* _Exercise brief_
Using the records that follow, copy every line containing the word "info".

* _Record extracts_
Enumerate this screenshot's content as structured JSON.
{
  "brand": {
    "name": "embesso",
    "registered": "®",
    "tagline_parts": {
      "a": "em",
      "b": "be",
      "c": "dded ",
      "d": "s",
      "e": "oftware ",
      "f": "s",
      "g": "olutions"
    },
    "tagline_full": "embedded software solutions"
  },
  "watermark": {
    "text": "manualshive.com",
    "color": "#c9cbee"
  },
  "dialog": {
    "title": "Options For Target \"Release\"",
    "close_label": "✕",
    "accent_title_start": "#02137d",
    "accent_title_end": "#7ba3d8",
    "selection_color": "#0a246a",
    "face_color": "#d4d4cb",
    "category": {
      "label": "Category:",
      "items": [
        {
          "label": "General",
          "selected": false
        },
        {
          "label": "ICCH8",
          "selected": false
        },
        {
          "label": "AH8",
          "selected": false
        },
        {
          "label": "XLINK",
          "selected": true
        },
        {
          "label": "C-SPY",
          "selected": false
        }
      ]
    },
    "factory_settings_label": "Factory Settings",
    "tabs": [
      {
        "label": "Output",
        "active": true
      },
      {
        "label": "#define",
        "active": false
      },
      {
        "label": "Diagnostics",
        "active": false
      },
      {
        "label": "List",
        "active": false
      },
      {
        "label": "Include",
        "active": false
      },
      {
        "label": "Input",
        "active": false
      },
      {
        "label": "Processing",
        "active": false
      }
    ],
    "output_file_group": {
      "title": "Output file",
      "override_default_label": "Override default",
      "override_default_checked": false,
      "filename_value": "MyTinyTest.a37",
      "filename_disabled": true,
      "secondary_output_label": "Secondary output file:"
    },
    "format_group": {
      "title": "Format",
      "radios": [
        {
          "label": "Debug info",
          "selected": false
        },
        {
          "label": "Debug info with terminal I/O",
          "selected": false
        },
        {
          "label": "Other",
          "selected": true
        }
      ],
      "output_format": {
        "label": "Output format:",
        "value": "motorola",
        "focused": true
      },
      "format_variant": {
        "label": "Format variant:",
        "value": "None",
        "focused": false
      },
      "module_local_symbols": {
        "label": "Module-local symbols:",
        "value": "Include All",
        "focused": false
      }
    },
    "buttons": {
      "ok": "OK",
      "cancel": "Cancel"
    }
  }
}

* _Response_
          "label": "Debug info",
          "label": "Debug info with terminal I/O",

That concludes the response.